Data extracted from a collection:
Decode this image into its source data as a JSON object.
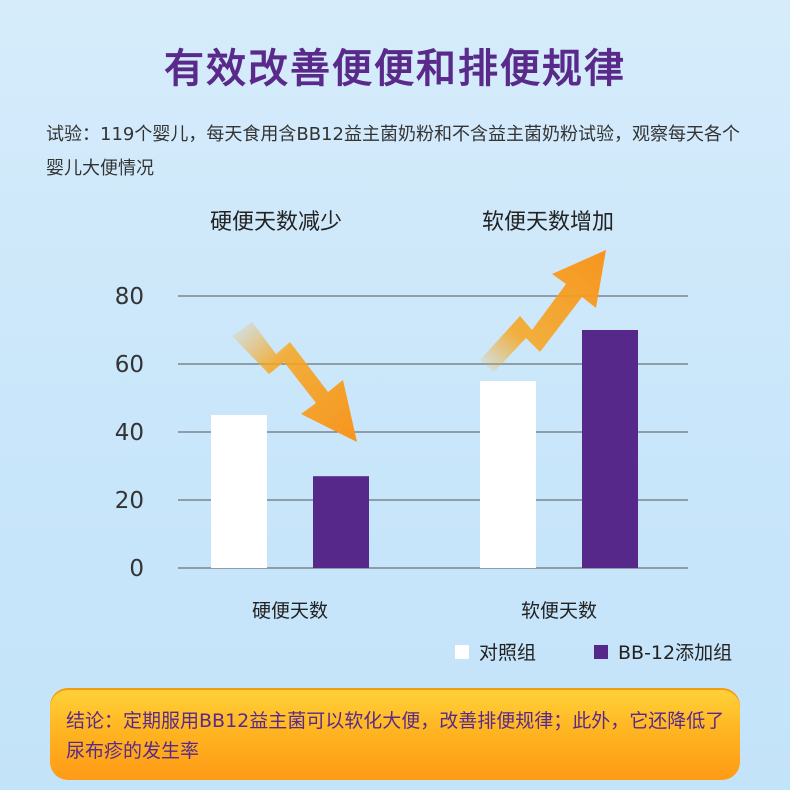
{
  "title": "有效改善便便和排便规律",
  "description": "试验：119个婴儿，每天食用含BB12益主菌奶粉和不含益主菌奶粉试验，观察每天各个婴儿大便情况",
  "trend_labels": {
    "left": "硬便天数减少",
    "right": "软便天数增加"
  },
  "conclusion": "结论：定期服用BB12益主菌可以软化大便，改善排便规律；此外，它还降低了尿布疹的发生率",
  "colors": {
    "control": "#ffffff",
    "bb12": "#55288a",
    "arrow": "#f8a51c",
    "title": "#5a2a8a"
  },
  "chart_data": {
    "type": "bar",
    "categories": [
      "硬便天数",
      "软便天数"
    ],
    "series": [
      {
        "name": "对照组",
        "values": [
          45,
          55
        ]
      },
      {
        "name": "BB-12添加组",
        "values": [
          27,
          70
        ]
      }
    ],
    "yticks": [
      0,
      20,
      40,
      60,
      80
    ],
    "ylim": [
      0,
      80
    ],
    "grid": true,
    "legend_position": "bottom-right"
  }
}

* Written instruction: Transcribe each line above verbatim, with the pictures left out.

* Answer for the task:
Decode this image into its source data as a JSON object.
{
  "title": "有效改善便便和排便规律",
  "description": "试验：119个婴儿，每天食用含BB12益主菌奶粉和不含益主菌奶粉试验，观察每天各个婴儿大便情况",
  "trend_labels": {
    "left": "硬便天数减少",
    "right": "软便天数增加"
  },
  "conclusion": "结论：定期服用BB12益主菌可以软化大便，改善排便规律；此外，它还降低了尿布疹的发生率",
  "colors": {
    "control": "#ffffff",
    "bb12": "#55288a",
    "arrow": "#f8a51c",
    "title": "#5a2a8a"
  },
  "chart_data": {
    "type": "bar",
    "categories": [
      "硬便天数",
      "软便天数"
    ],
    "series": [
      {
        "name": "对照组",
        "values": [
          45,
          55
        ]
      },
      {
        "name": "BB-12添加组",
        "values": [
          27,
          70
        ]
      }
    ],
    "yticks": [
      0,
      20,
      40,
      60,
      80
    ],
    "ylim": [
      0,
      80
    ],
    "grid": true,
    "legend_position": "bottom-right"
  }
}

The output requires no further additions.